━━━ LISTING

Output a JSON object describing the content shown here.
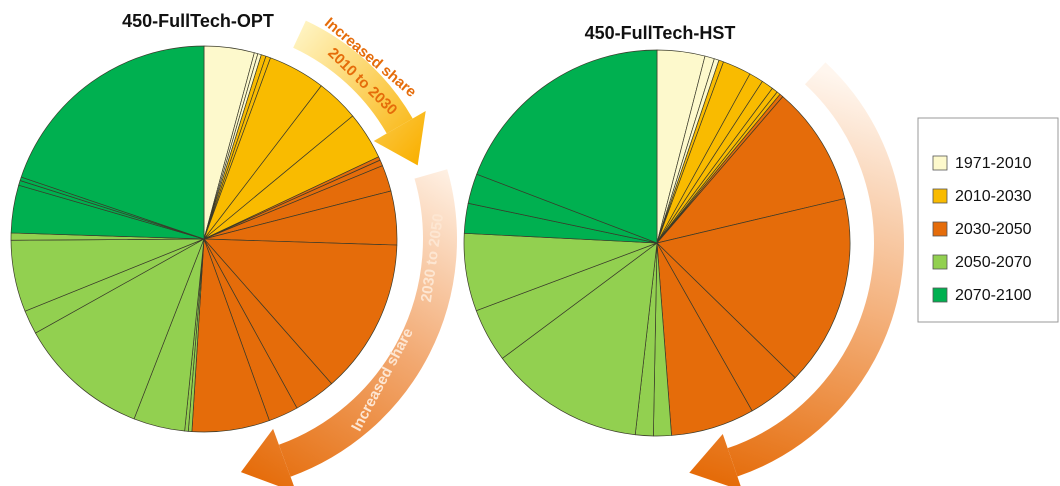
{
  "chart_data": [
    {
      "type": "pie",
      "title": "450-FullTech-OPT",
      "values": [
        [
          4.2,
          0.3,
          0.3
        ],
        [
          0.4,
          0.4,
          4.8,
          3.6,
          4.0
        ],
        [
          0.3,
          0.5,
          2.2,
          4.5,
          13.0,
          3.5,
          2.5,
          6.5
        ],
        [
          0.3,
          0.3,
          4.3,
          11.0,
          2.0,
          6.0,
          0.6
        ],
        [
          4.0,
          0.4,
          0.3,
          19.8
        ]
      ]
    },
    {
      "type": "pie",
      "title": "450-FullTech-HST",
      "values": [
        [
          4.0,
          0.8,
          0.4
        ],
        [
          0.4,
          2.4,
          1.2,
          1.0,
          0.5,
          0.3
        ],
        [
          0.3,
          10.0,
          16.0,
          4.5,
          7.0
        ],
        [
          1.5,
          1.5,
          13.0,
          4.5,
          6.5
        ],
        [
          2.5,
          2.5,
          19.2
        ]
      ]
    }
  ],
  "legend": {
    "position": "right",
    "series": [
      {
        "name": "1971-2010",
        "color": "#fdf9cc"
      },
      {
        "name": "2010-2030",
        "color": "#f9bb00"
      },
      {
        "name": "2030-2050",
        "color": "#e56c0a"
      },
      {
        "name": "2050-2070",
        "color": "#92d050"
      },
      {
        "name": "2070-2100",
        "color": "#00b050"
      }
    ]
  },
  "annotations": {
    "first": [
      "Increased share",
      "2010 to 2030"
    ],
    "second": [
      "Increased share",
      "2030 to 2050"
    ]
  }
}
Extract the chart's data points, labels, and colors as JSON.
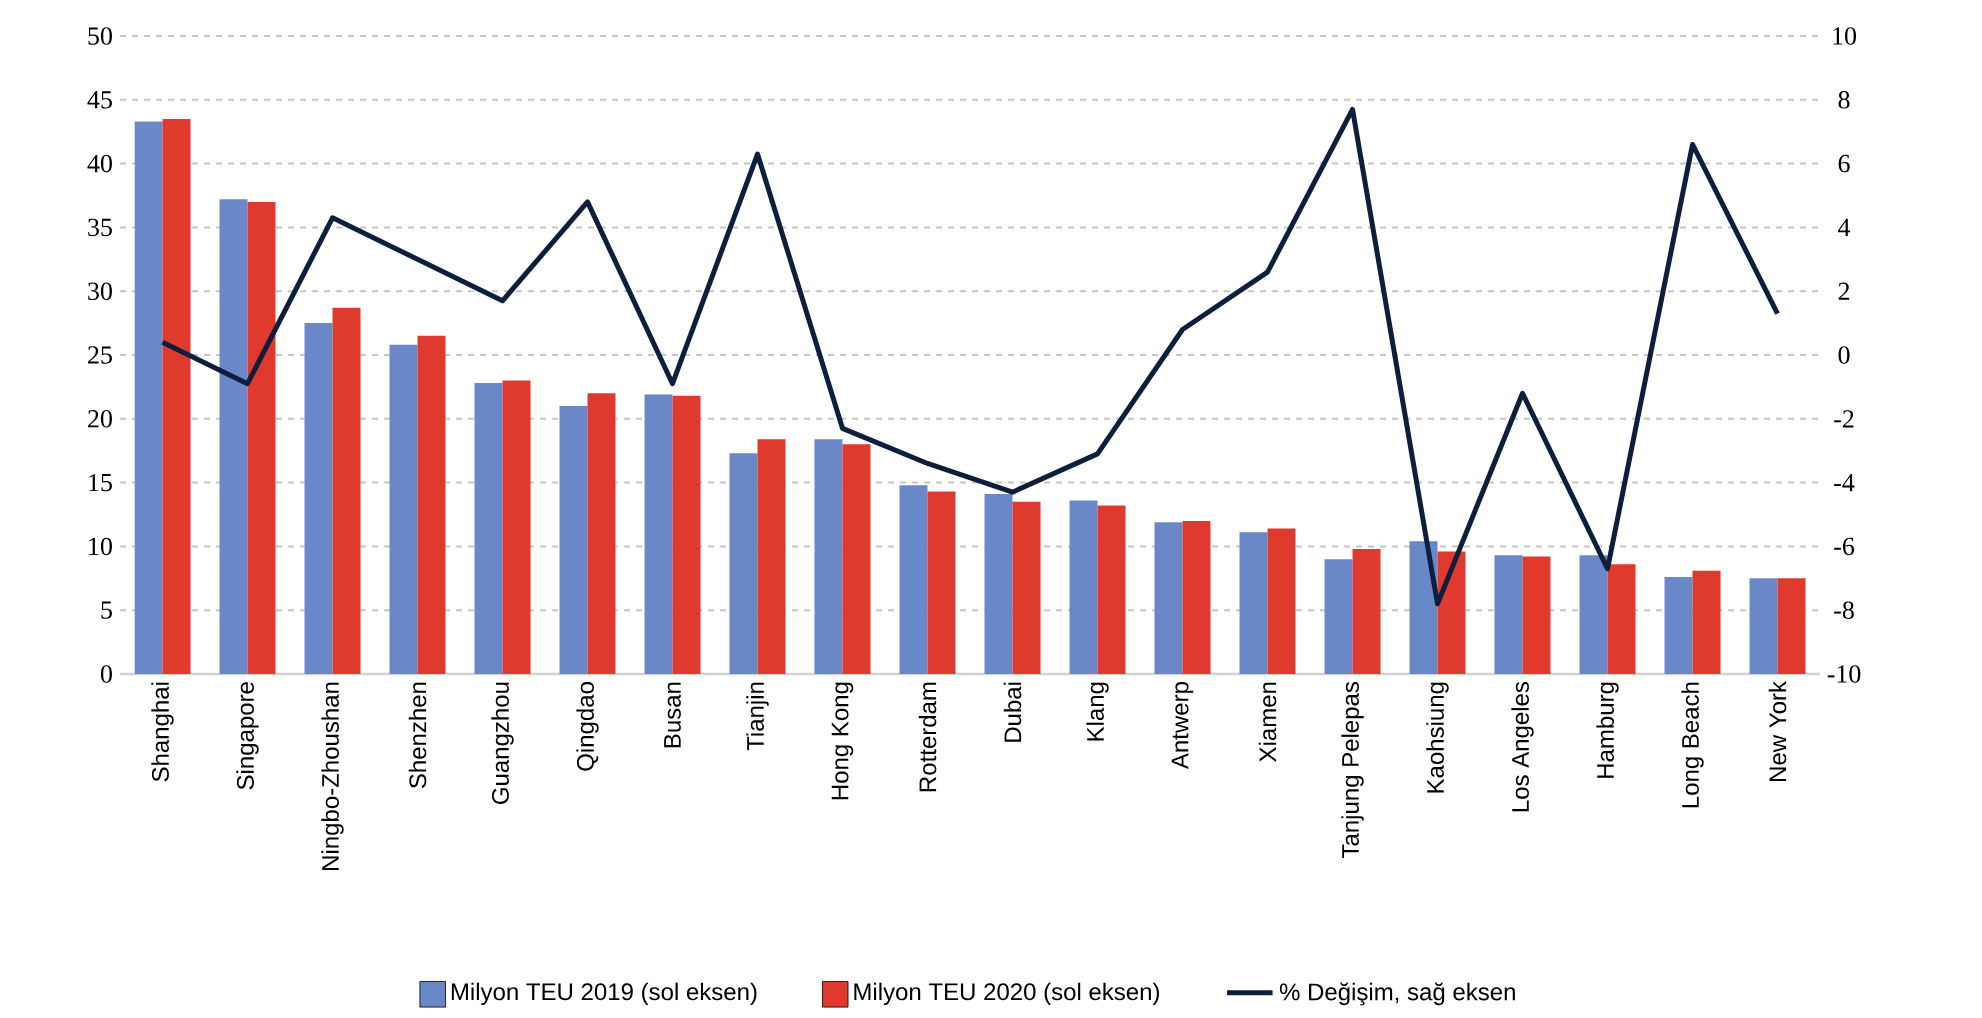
{
  "chart_data": {
    "type": "bar",
    "categories": [
      "Shanghai",
      "Singapore",
      "Ningbo-Zhoushan",
      "Shenzhen",
      "Guangzhou",
      "Qingdao",
      "Busan",
      "Tianjin",
      "Hong Kong",
      "Rotterdam",
      "Dubai",
      "Klang",
      "Antwerp",
      "Xiamen",
      "Tanjung Pelepas",
      "Kaohsiung",
      "Los Angeles",
      "Hamburg",
      "Long Beach",
      "New York"
    ],
    "series": [
      {
        "name": "Milyon TEU 2019 (sol eksen)",
        "color": "#6a87c8",
        "values": [
          43.3,
          37.2,
          27.5,
          25.8,
          22.8,
          21.0,
          21.9,
          17.3,
          18.4,
          14.8,
          14.1,
          13.6,
          11.9,
          11.1,
          9.0,
          10.4,
          9.3,
          9.3,
          7.6,
          7.5
        ]
      },
      {
        "name": "Milyon TEU 2020 (sol eksen)",
        "color": "#e03a2e",
        "values": [
          43.5,
          37.0,
          28.7,
          26.5,
          23.0,
          22.0,
          21.8,
          18.4,
          18.0,
          14.3,
          13.5,
          13.2,
          12.0,
          11.4,
          9.8,
          9.6,
          9.2,
          8.6,
          8.1,
          7.5
        ]
      },
      {
        "name": "% Değişim, sağ eksen",
        "color": "#0d1f3c",
        "type": "line",
        "axis": "y2",
        "values": [
          0.4,
          -0.9,
          4.3,
          3.0,
          1.7,
          4.8,
          -0.9,
          6.3,
          -2.3,
          -3.4,
          -4.3,
          -3.1,
          0.8,
          2.6,
          7.7,
          -7.8,
          -1.2,
          -6.7,
          6.6,
          1.3
        ]
      }
    ],
    "ylim": [
      0,
      50
    ],
    "yticks": [
      0,
      5,
      10,
      15,
      20,
      25,
      30,
      35,
      40,
      45,
      50
    ],
    "y2lim": [
      -10,
      10
    ],
    "y2ticks": [
      -10,
      -8,
      -6,
      -4,
      -2,
      0,
      2,
      4,
      6,
      8,
      10
    ],
    "grid": "y",
    "legend": "bottom"
  }
}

━━━━━━

THE REQUEST: From the data, list each line in which the string "FullTech" appears.

PROBLEM SOLUTION:
      "title": "450-FullTech-OPT",
      "title": "450-FullTech-HST",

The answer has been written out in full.